* **Task requirements**
Pick out every line of the entries below where "开启时先区域释放阀后总控阀" occurs, and copy those lines.

Data excerpts
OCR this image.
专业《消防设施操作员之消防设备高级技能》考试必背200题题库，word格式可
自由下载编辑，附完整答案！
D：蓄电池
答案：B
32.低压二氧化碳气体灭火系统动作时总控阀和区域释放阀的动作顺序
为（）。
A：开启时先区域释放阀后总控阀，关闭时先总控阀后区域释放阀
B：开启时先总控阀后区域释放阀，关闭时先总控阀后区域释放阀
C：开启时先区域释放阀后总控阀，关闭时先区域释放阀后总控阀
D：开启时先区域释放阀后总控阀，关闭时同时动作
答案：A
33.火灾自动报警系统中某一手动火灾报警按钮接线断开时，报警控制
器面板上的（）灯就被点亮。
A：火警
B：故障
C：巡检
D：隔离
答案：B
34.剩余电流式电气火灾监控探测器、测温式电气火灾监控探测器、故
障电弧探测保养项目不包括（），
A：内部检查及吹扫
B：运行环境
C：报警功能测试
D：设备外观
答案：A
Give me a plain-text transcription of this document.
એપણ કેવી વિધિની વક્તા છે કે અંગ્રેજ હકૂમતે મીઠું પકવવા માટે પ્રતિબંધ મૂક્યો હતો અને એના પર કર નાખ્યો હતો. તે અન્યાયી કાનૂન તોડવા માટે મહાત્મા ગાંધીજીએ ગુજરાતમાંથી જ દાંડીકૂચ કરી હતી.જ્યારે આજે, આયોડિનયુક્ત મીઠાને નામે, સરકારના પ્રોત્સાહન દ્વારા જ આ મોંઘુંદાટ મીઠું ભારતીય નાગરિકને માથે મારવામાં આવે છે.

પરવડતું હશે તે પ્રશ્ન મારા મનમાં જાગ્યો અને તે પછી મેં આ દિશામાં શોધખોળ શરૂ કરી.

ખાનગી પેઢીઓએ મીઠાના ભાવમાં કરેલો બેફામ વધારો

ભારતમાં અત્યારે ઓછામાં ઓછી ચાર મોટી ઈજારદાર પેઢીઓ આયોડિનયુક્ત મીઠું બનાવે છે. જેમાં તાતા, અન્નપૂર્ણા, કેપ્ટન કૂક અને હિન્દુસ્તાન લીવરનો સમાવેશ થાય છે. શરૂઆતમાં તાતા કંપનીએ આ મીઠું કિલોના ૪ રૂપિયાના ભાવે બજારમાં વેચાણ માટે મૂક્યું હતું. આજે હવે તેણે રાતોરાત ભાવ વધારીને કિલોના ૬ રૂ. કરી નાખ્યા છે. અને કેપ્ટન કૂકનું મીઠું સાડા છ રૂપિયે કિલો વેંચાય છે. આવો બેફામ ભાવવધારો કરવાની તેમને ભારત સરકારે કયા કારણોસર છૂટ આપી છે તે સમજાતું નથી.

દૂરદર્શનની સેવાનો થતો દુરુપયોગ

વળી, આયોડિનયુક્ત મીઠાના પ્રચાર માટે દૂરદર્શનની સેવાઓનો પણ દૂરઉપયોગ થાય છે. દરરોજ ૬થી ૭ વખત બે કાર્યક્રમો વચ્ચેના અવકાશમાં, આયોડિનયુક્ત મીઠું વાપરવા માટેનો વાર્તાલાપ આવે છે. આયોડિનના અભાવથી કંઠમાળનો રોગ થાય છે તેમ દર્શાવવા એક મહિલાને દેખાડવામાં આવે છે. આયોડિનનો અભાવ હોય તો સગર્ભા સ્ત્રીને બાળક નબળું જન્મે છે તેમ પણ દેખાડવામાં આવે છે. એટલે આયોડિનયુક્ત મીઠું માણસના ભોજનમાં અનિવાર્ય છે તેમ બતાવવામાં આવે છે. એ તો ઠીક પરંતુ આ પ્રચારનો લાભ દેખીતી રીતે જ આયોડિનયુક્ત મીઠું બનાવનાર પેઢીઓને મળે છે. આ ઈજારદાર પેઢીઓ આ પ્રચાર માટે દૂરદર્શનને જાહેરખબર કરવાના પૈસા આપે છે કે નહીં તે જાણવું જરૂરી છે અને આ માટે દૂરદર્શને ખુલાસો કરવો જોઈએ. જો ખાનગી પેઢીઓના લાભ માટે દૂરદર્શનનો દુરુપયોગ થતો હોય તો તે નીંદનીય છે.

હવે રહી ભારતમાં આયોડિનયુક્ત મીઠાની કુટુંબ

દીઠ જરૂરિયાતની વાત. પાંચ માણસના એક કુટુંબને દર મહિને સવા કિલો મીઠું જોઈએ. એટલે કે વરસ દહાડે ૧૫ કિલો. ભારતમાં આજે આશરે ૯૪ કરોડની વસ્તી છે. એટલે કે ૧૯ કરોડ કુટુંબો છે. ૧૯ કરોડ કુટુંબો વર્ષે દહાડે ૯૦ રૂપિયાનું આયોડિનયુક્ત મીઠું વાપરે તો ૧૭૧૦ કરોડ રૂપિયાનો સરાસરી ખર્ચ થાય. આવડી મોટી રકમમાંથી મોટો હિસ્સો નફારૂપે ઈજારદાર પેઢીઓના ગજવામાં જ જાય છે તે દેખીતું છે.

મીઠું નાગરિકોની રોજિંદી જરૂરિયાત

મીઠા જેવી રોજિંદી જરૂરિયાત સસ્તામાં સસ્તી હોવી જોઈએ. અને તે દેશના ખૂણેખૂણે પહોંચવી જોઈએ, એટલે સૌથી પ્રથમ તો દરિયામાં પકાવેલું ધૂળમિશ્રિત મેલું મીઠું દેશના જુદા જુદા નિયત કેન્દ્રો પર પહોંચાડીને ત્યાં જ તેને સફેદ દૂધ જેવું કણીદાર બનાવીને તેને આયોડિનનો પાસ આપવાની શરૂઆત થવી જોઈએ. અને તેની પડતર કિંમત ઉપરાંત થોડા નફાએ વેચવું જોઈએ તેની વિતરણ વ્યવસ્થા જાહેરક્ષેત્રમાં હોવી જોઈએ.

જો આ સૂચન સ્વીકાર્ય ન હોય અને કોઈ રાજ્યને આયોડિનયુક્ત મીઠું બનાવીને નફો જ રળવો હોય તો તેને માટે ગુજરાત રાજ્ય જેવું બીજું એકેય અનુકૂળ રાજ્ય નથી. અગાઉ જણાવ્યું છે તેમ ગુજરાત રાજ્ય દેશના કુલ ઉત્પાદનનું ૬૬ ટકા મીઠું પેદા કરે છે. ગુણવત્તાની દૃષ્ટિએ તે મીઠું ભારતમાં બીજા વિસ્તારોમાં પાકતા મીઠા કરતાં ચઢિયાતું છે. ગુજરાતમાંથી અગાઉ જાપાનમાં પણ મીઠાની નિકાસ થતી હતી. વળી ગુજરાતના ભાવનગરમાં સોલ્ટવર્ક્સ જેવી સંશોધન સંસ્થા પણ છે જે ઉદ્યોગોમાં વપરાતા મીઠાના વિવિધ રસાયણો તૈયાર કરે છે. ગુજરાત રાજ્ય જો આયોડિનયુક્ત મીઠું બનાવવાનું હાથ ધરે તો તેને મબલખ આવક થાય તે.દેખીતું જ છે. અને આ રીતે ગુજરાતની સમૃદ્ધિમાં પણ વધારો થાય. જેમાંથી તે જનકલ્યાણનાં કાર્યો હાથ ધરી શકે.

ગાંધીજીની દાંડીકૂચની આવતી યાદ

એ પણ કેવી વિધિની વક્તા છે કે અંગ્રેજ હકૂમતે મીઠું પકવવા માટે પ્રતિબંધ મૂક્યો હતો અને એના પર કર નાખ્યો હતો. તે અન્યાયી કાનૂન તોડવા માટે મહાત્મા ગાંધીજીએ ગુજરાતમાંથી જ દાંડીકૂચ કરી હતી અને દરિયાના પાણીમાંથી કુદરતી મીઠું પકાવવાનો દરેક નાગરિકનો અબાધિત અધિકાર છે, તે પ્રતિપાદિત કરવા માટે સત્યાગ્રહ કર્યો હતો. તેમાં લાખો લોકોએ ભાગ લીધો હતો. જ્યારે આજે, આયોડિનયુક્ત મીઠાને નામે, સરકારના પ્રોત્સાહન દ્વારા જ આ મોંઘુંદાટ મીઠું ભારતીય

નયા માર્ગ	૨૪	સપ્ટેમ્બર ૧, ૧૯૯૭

* **The completed task**
A：开启时先区域释放阀后总控阀，关闭时先总控阀后区域释放阀
C：开启时先区域释放阀后总控阀，关闭时先区域释放阀后总控阀
D：开启时先区域释放阀后总控阀，关闭时同时动作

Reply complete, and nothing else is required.